## [Given request]
Provide only the number of lines in the listing that contain the string "kpop".

## [Task inputs]
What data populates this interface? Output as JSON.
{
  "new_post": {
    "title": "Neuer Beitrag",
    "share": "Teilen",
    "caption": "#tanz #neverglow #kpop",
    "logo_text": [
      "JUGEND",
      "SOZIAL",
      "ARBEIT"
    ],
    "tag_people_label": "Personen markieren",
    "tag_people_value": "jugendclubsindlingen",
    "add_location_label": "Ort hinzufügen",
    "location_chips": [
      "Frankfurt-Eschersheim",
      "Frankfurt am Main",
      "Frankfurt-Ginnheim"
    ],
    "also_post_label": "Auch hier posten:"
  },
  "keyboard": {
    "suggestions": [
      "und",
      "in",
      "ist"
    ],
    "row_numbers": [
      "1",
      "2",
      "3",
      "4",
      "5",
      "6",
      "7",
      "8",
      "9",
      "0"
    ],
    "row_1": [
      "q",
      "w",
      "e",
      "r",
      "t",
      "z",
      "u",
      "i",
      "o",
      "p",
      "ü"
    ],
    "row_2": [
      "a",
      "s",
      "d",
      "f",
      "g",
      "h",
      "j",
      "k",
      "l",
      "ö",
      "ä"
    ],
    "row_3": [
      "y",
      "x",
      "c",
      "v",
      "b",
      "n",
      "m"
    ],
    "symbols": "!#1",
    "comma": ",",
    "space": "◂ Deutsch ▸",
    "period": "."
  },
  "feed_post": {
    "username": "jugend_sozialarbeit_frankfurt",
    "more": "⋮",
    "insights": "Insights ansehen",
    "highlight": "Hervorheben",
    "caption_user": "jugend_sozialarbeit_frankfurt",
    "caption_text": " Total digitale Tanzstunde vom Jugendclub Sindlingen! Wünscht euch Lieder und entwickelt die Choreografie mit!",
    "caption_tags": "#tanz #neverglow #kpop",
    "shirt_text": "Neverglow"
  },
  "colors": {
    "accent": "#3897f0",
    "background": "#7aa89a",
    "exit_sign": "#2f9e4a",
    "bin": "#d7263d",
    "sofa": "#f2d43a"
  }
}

## [Exercise solution]
2